:: PROBLEM TO SOLVE ::
Read the lines below and count those that have the word "Memory". Respond with the number only.

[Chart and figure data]
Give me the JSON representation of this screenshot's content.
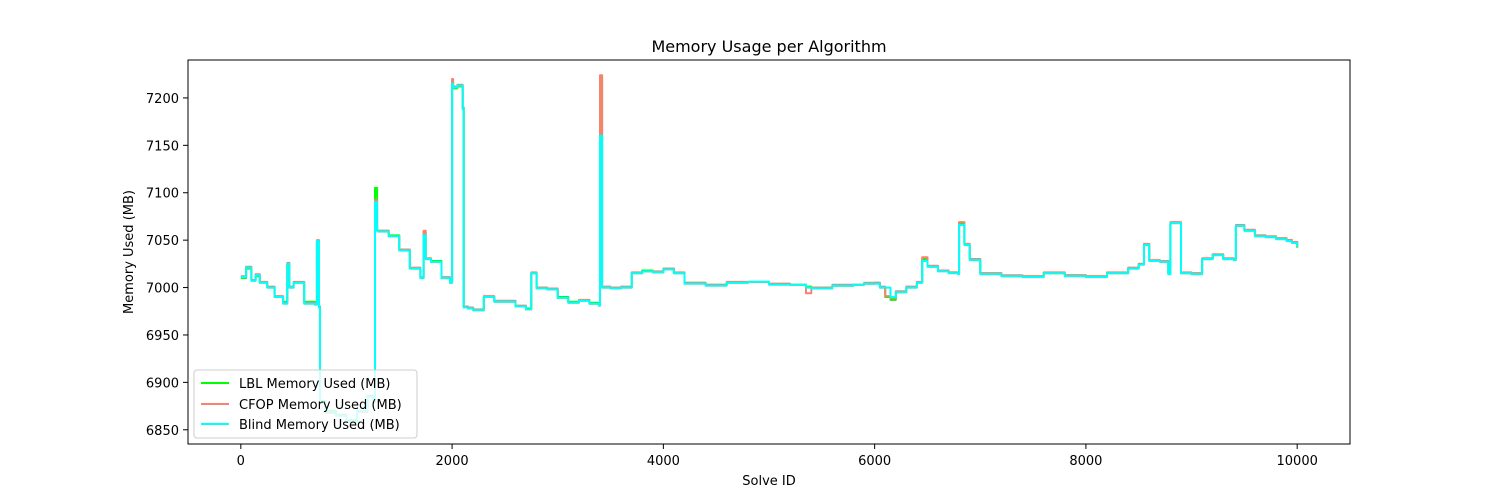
{
  "chart_data": {
    "type": "line",
    "title": "Memory Usage per Algorithm",
    "xlabel": "Solve ID",
    "ylabel": "Memory Used (MB)",
    "xlim": [
      -500,
      10500
    ],
    "ylim": [
      6835,
      7240
    ],
    "xticks": [
      0,
      2000,
      4000,
      6000,
      8000,
      10000
    ],
    "yticks": [
      6850,
      6900,
      6950,
      7000,
      7050,
      7100,
      7150,
      7200
    ],
    "grid": false,
    "legend_position": "lower-left",
    "series": [
      {
        "name": "LBL Memory Used (MB)",
        "color": "#00ff00",
        "x": [
          0,
          50,
          100,
          140,
          180,
          250,
          320,
          400,
          440,
          460,
          500,
          600,
          700,
          720,
          740,
          750,
          800,
          900,
          1000,
          1100,
          1200,
          1250,
          1270,
          1290,
          1300,
          1400,
          1500,
          1600,
          1700,
          1730,
          1750,
          1800,
          1900,
          1980,
          2000,
          2010,
          2050,
          2100,
          2110,
          2150,
          2200,
          2300,
          2400,
          2600,
          2700,
          2750,
          2800,
          2900,
          3000,
          3100,
          3200,
          3300,
          3390,
          3400,
          3420,
          3500,
          3600,
          3700,
          3800,
          3900,
          4000,
          4100,
          4200,
          4400,
          4600,
          4800,
          5000,
          5200,
          5350,
          5400,
          5600,
          5800,
          5900,
          6000,
          6050,
          6100,
          6150,
          6200,
          6300,
          6400,
          6450,
          6500,
          6600,
          6700,
          6790,
          6800,
          6850,
          6900,
          7000,
          7200,
          7400,
          7600,
          7800,
          8000,
          8200,
          8400,
          8500,
          8550,
          8600,
          8700,
          8780,
          8800,
          8900,
          9000,
          9100,
          9200,
          9300,
          9400,
          9420,
          9500,
          9600,
          9700,
          9800,
          9900,
          9950,
          10000
        ],
        "y": [
          7010,
          7020,
          7008,
          7012,
          7005,
          7000,
          6990,
          6985,
          7025,
          7000,
          7005,
          6985,
          6983,
          7048,
          6980,
          6880,
          6870,
          6865,
          6860,
          6870,
          6885,
          6880,
          7105,
          7060,
          7060,
          7055,
          7040,
          7020,
          7010,
          7058,
          7030,
          7028,
          7010,
          7005,
          7218,
          7210,
          7212,
          7190,
          6980,
          6978,
          6976,
          6990,
          6985,
          6980,
          6978,
          7015,
          7000,
          6998,
          6990,
          6985,
          6986,
          6984,
          6982,
          7222,
          7000,
          7000,
          7000,
          7015,
          7018,
          7016,
          7020,
          7015,
          7005,
          7003,
          7005,
          7006,
          7004,
          7003,
          7001,
          7000,
          7002,
          7003,
          7004,
          7005,
          7000,
          6990,
          6987,
          6995,
          7000,
          7005,
          7030,
          7022,
          7018,
          7016,
          7015,
          7068,
          7045,
          7030,
          7015,
          7012,
          7012,
          7015,
          7013,
          7012,
          7015,
          7020,
          7025,
          7045,
          7028,
          7028,
          7015,
          7068,
          7015,
          7015,
          7030,
          7035,
          7030,
          7030,
          7065,
          7060,
          7055,
          7054,
          7052,
          7050,
          7048,
          7042
        ]
      },
      {
        "name": "CFOP Memory Used (MB)",
        "color": "#fa8072",
        "x": [
          0,
          50,
          100,
          140,
          180,
          250,
          320,
          400,
          440,
          460,
          500,
          600,
          700,
          720,
          740,
          750,
          800,
          900,
          1000,
          1100,
          1200,
          1250,
          1270,
          1290,
          1300,
          1400,
          1500,
          1600,
          1700,
          1730,
          1750,
          1800,
          1900,
          1980,
          2000,
          2010,
          2050,
          2100,
          2110,
          2150,
          2200,
          2300,
          2400,
          2600,
          2700,
          2750,
          2800,
          2900,
          3000,
          3100,
          3200,
          3300,
          3390,
          3400,
          3420,
          3500,
          3600,
          3700,
          3800,
          3900,
          4000,
          4100,
          4200,
          4400,
          4600,
          4800,
          5000,
          5200,
          5350,
          5400,
          5600,
          5800,
          5900,
          6000,
          6050,
          6100,
          6150,
          6200,
          6300,
          6400,
          6450,
          6500,
          6600,
          6700,
          6790,
          6800,
          6850,
          6900,
          7000,
          7200,
          7400,
          7600,
          7800,
          8000,
          8200,
          8400,
          8500,
          8550,
          8600,
          8700,
          8780,
          8800,
          8900,
          9000,
          9100,
          9200,
          9300,
          9400,
          9420,
          9500,
          9600,
          9700,
          9800,
          9900,
          9950,
          10000
        ],
        "y": [
          7012,
          7022,
          7008,
          7014,
          7006,
          7001,
          6991,
          6984,
          7026,
          7001,
          7006,
          6984,
          6982,
          7050,
          6979,
          6878,
          6868,
          6866,
          6858,
          6869,
          6886,
          6879,
          7092,
          7060,
          7060,
          7054,
          7040,
          7021,
          7011,
          7060,
          7031,
          7027,
          7011,
          7006,
          7220,
          7212,
          7214,
          7189,
          6980,
          6979,
          6977,
          6991,
          6986,
          6981,
          6977,
          7016,
          7000,
          6999,
          6989,
          6984,
          6987,
          6983,
          6981,
          7224,
          7001,
          7000,
          7001,
          7016,
          7017,
          7017,
          7020,
          7016,
          7005,
          7003,
          7006,
          7006,
          7004,
          7003,
          6994,
          7000,
          7003,
          7003,
          7005,
          7005,
          7001,
          6991,
          6989,
          6996,
          7001,
          7006,
          7032,
          7023,
          7018,
          7016,
          7015,
          7069,
          7046,
          7030,
          7015,
          7013,
          7012,
          7016,
          7013,
          7012,
          7016,
          7021,
          7025,
          7046,
          7029,
          7028,
          7015,
          7069,
          7016,
          7015,
          7031,
          7035,
          7031,
          7030,
          7066,
          7061,
          7055,
          7054,
          7052,
          7050,
          7048,
          7043
        ]
      },
      {
        "name": "Blind Memory Used (MB)",
        "color": "#00ffff",
        "x": [
          0,
          50,
          100,
          140,
          180,
          250,
          320,
          400,
          440,
          460,
          500,
          600,
          700,
          720,
          740,
          750,
          800,
          900,
          1000,
          1100,
          1200,
          1250,
          1270,
          1290,
          1300,
          1400,
          1500,
          1600,
          1700,
          1730,
          1750,
          1800,
          1900,
          1980,
          2000,
          2010,
          2050,
          2100,
          2110,
          2150,
          2200,
          2300,
          2400,
          2600,
          2700,
          2750,
          2800,
          2900,
          3000,
          3100,
          3200,
          3300,
          3390,
          3400,
          3420,
          3500,
          3600,
          3700,
          3800,
          3900,
          4000,
          4100,
          4200,
          4400,
          4600,
          4800,
          5000,
          5200,
          5350,
          5400,
          5600,
          5800,
          5900,
          6000,
          6050,
          6100,
          6150,
          6200,
          6300,
          6400,
          6450,
          6500,
          6600,
          6700,
          6790,
          6800,
          6850,
          6900,
          7000,
          7200,
          7400,
          7600,
          7800,
          8000,
          8200,
          8400,
          8500,
          8550,
          8600,
          8700,
          8780,
          8800,
          8900,
          9000,
          9100,
          9200,
          9300,
          9400,
          9420,
          9500,
          9600,
          9700,
          9800,
          9900,
          9950,
          10000
        ],
        "y": [
          7011,
          7021,
          7007,
          7013,
          7005,
          7000,
          6990,
          6983,
          7025,
          7000,
          7005,
          6983,
          6982,
          7049,
          6979,
          6879,
          6869,
          6865,
          6859,
          6870,
          6885,
          6880,
          7090,
          7060,
          7059,
          7054,
          7039,
          7020,
          7010,
          7055,
          7030,
          7027,
          7010,
          7005,
          7215,
          7211,
          7213,
          7188,
          6979,
          6978,
          6976,
          6990,
          6985,
          6980,
          6977,
          7015,
          6999,
          6998,
          6989,
          6984,
          6986,
          6983,
          6981,
          7160,
          7000,
          6999,
          7000,
          7015,
          7017,
          7016,
          7019,
          7015,
          7004,
          7002,
          7005,
          7006,
          7003,
          7003,
          7000,
          6999,
          7002,
          7003,
          7004,
          7004,
          7000,
          7000,
          6990,
          6995,
          7000,
          7005,
          7028,
          7022,
          7017,
          7015,
          7014,
          7066,
          7045,
          7029,
          7014,
          7012,
          7011,
          7015,
          7012,
          7011,
          7015,
          7020,
          7024,
          7045,
          7028,
          7027,
          7014,
          7068,
          7015,
          7014,
          7030,
          7034,
          7030,
          7029,
          7065,
          7060,
          7054,
          7053,
          7051,
          7049,
          7047,
          7043
        ]
      }
    ]
  }
}
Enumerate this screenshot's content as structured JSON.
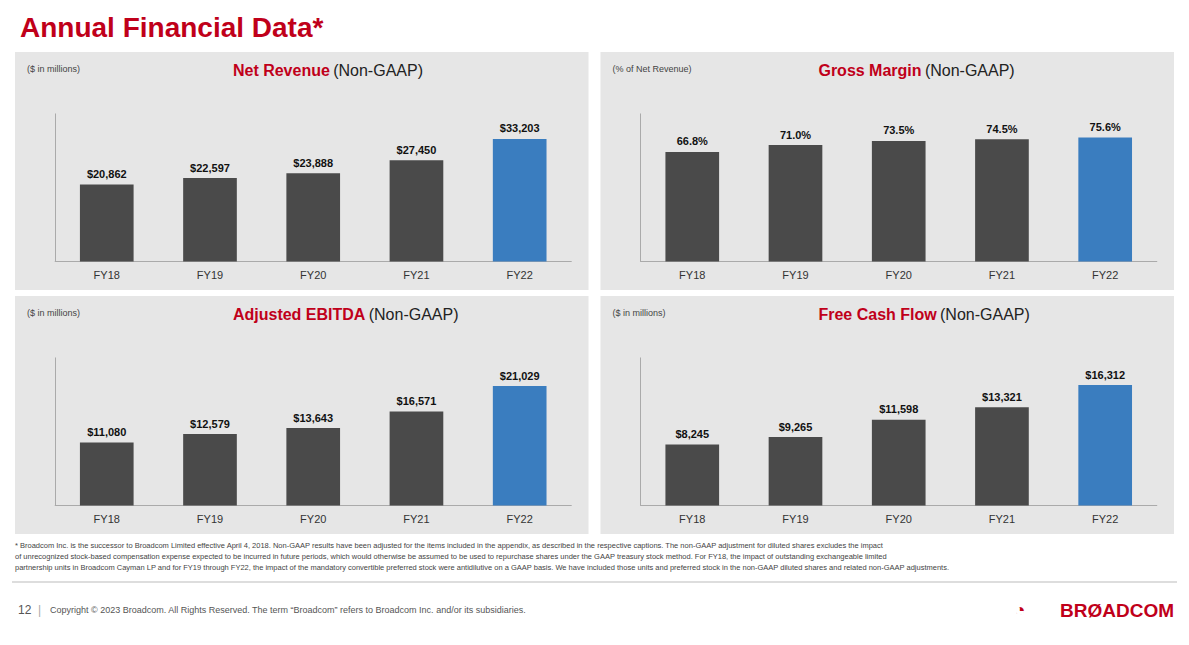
{
  "title": "Annual Financial Data*",
  "annotations": [
    [
      "* Broadcom Inc. is the successor to Broadcom Limited effective April 4, 2018. Non-GAAP results have been adjusted for the items included in the appendix, as described in the respective captions. The non-GAAP adjustment for diluted shares excludes the impact",
      "of unrecognized stock-based compensation expense expected to be incurred in future periods, which would otherwise be assumed to be used to repurchase shares under the GAAP treasury stock method. For FY18, the impact of outstanding exchangeable limited",
      "partnership units in Broadcom Cayman LP and for FY19 through FY22, the impact of the mandatory convertible preferred stock were antidilutive on a GAAP basis. We have included those units and preferred stock in the non-GAAP diluted shares and related non-GAAP adjustments."
    ],
    [
      "12",
      "|",
      "Copyright © 2023 Broadcom. All Rights Reserved. The term “Broadcom” refers to Broadcom Inc. and/or its subsidiaries."
    ],
    [
      "◔",
      "BRØADCOM"
    ]
  ],
  "chart_data": [
    {
      "type": "bar",
      "title": "Net Revenue",
      "subtitle": "(Non-GAAP)",
      "annotations": [
        "($ in millions)"
      ],
      "categories": [
        "FY18",
        "FY19",
        "FY20",
        "FY21",
        "FY22"
      ],
      "values": [
        20862,
        22597,
        23888,
        27450,
        33203
      ],
      "value_labels": [
        "$20,862",
        "$22,597",
        "$23,888",
        "$27,450",
        "$33,203"
      ],
      "colors": [
        "#4a4a4a",
        "#4a4a4a",
        "#4a4a4a",
        "#4a4a4a",
        "#3a7dbf"
      ],
      "ylim": [
        0,
        40000
      ],
      "yticks": [],
      "grid": false,
      "data_labels": true,
      "tick_labels": "x"
    },
    {
      "type": "bar",
      "title": "Gross Margin",
      "subtitle": "(Non-GAAP)",
      "annotations": [
        "(% of Net Revenue)"
      ],
      "categories": [
        "FY18",
        "FY19",
        "FY20",
        "FY21",
        "FY22"
      ],
      "values": [
        66.8,
        71.0,
        73.5,
        74.5,
        75.6
      ],
      "value_labels": [
        "66.8%",
        "71.0%",
        "73.5%",
        "74.5%",
        "75.6%"
      ],
      "colors": [
        "#4a4a4a",
        "#4a4a4a",
        "#4a4a4a",
        "#4a4a4a",
        "#3a7dbf"
      ],
      "ylim": [
        0,
        90
      ],
      "yticks": [],
      "grid": false,
      "data_labels": true,
      "tick_labels": "x"
    },
    {
      "type": "bar",
      "title": "Adjusted EBITDA",
      "subtitle": "(Non-GAAP)",
      "annotations": [
        "($ in millions)"
      ],
      "categories": [
        "FY18",
        "FY19",
        "FY20",
        "FY21",
        "FY22"
      ],
      "values": [
        11080,
        12579,
        13643,
        16571,
        21029
      ],
      "value_labels": [
        "$11,080",
        "$12,579",
        "$13,643",
        "$16,571",
        "$21,029"
      ],
      "colors": [
        "#4a4a4a",
        "#4a4a4a",
        "#4a4a4a",
        "#4a4a4a",
        "#3a7dbf"
      ],
      "ylim": [
        0,
        26000
      ],
      "yticks": [],
      "grid": false,
      "data_labels": true,
      "tick_labels": "x"
    },
    {
      "type": "bar",
      "title": "Free Cash Flow",
      "subtitle": "(Non-GAAP)",
      "annotations": [
        "($ in millions)"
      ],
      "categories": [
        "FY18",
        "FY19",
        "FY20",
        "FY21",
        "FY22"
      ],
      "values": [
        8245,
        9265,
        11598,
        13321,
        16312
      ],
      "value_labels": [
        "$8,245",
        "$9,265",
        "$11,598",
        "$13,321",
        "$16,312"
      ],
      "colors": [
        "#4a4a4a",
        "#4a4a4a",
        "#4a4a4a",
        "#4a4a4a",
        "#3a7dbf"
      ],
      "ylim": [
        0,
        20000
      ],
      "yticks": [],
      "grid": false,
      "data_labels": true,
      "tick_labels": "x"
    }
  ]
}
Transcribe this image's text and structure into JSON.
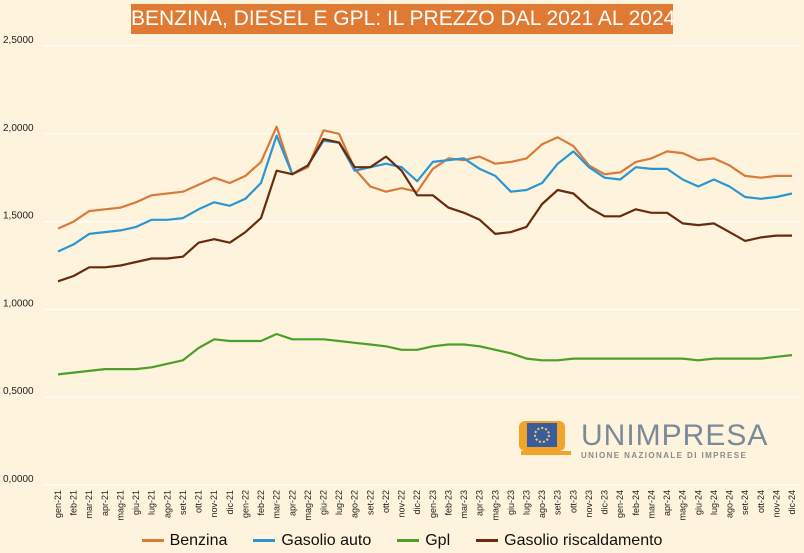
{
  "title": "BENZINA, DIESEL E GPL: IL PREZZO DAL 2021 AL 2024",
  "logo": {
    "name": "UNIMPRESA",
    "tagline": "UNIONE NAZIONALE DI IMPRESE"
  },
  "colors": {
    "background": "#fef4dd",
    "title_bg": "#e07a32",
    "grid": "#ffffff"
  },
  "chart_data": {
    "type": "line",
    "title": "BENZINA, DIESEL E GPL: IL PREZZO DAL 2021 AL 2024",
    "xlabel": "",
    "ylabel": "",
    "ylim": [
      0,
      2.5
    ],
    "yticks": [
      "0,0000",
      "0,5000",
      "1,0000",
      "1,5000",
      "2,0000",
      "2,5000"
    ],
    "grid": true,
    "legend_position": "bottom",
    "categories": [
      "gen-21",
      "feb-21",
      "mar-21",
      "apr-21",
      "mag-21",
      "giu-21",
      "lug-21",
      "ago-21",
      "set-21",
      "ott-21",
      "nov-21",
      "dic-21",
      "gen-22",
      "feb-22",
      "mar-22",
      "apr-22",
      "mag-22",
      "giu-22",
      "lug-22",
      "ago-22",
      "set-22",
      "ott-22",
      "nov-22",
      "dic-22",
      "gen-23",
      "feb-23",
      "mar-23",
      "apr-23",
      "mag-23",
      "giu-23",
      "lug-23",
      "ago-23",
      "set-23",
      "ott-23",
      "nov-23",
      "dic-23",
      "gen-24",
      "feb-24",
      "mar-24",
      "apr-24",
      "mag-24",
      "giu-24",
      "lug-24",
      "ago-24",
      "set-24",
      "ott-24",
      "nov-24",
      "dic-24"
    ],
    "series": [
      {
        "name": "Benzina",
        "color": "#d97a3a",
        "values": [
          1.46,
          1.5,
          1.56,
          1.57,
          1.58,
          1.61,
          1.65,
          1.66,
          1.67,
          1.71,
          1.75,
          1.72,
          1.76,
          1.84,
          2.04,
          1.77,
          1.81,
          2.02,
          2.0,
          1.8,
          1.7,
          1.67,
          1.69,
          1.67,
          1.8,
          1.86,
          1.85,
          1.87,
          1.83,
          1.84,
          1.86,
          1.94,
          1.98,
          1.93,
          1.82,
          1.77,
          1.78,
          1.84,
          1.86,
          1.9,
          1.89,
          1.85,
          1.86,
          1.82,
          1.76,
          1.75,
          1.76,
          1.76
        ]
      },
      {
        "name": "Gasolio auto",
        "color": "#2b96d2",
        "values": [
          1.33,
          1.37,
          1.43,
          1.44,
          1.45,
          1.47,
          1.51,
          1.51,
          1.52,
          1.57,
          1.61,
          1.59,
          1.63,
          1.72,
          1.99,
          1.77,
          1.82,
          1.96,
          1.95,
          1.79,
          1.81,
          1.83,
          1.81,
          1.73,
          1.84,
          1.85,
          1.86,
          1.8,
          1.76,
          1.67,
          1.68,
          1.72,
          1.83,
          1.9,
          1.81,
          1.75,
          1.74,
          1.81,
          1.8,
          1.8,
          1.74,
          1.7,
          1.74,
          1.7,
          1.64,
          1.63,
          1.64,
          1.66
        ]
      },
      {
        "name": "Gpl",
        "color": "#4d9f2a",
        "values": [
          0.63,
          0.64,
          0.65,
          0.66,
          0.66,
          0.66,
          0.67,
          0.69,
          0.71,
          0.78,
          0.83,
          0.82,
          0.82,
          0.82,
          0.86,
          0.83,
          0.83,
          0.83,
          0.82,
          0.81,
          0.8,
          0.79,
          0.77,
          0.77,
          0.79,
          0.8,
          0.8,
          0.79,
          0.77,
          0.75,
          0.72,
          0.71,
          0.71,
          0.72,
          0.72,
          0.72,
          0.72,
          0.72,
          0.72,
          0.72,
          0.72,
          0.71,
          0.72,
          0.72,
          0.72,
          0.72,
          0.73,
          0.74
        ]
      },
      {
        "name": "Gasolio riscaldamento",
        "color": "#6b2a0d",
        "values": [
          1.16,
          1.19,
          1.24,
          1.24,
          1.25,
          1.27,
          1.29,
          1.29,
          1.3,
          1.38,
          1.4,
          1.38,
          1.44,
          1.52,
          1.79,
          1.77,
          1.82,
          1.97,
          1.95,
          1.81,
          1.81,
          1.87,
          1.79,
          1.65,
          1.65,
          1.58,
          1.55,
          1.51,
          1.43,
          1.44,
          1.47,
          1.6,
          1.68,
          1.66,
          1.58,
          1.53,
          1.53,
          1.57,
          1.55,
          1.55,
          1.49,
          1.48,
          1.49,
          1.44,
          1.39,
          1.41,
          1.42,
          1.42
        ]
      }
    ]
  }
}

:: TASK OUTPUT ::
5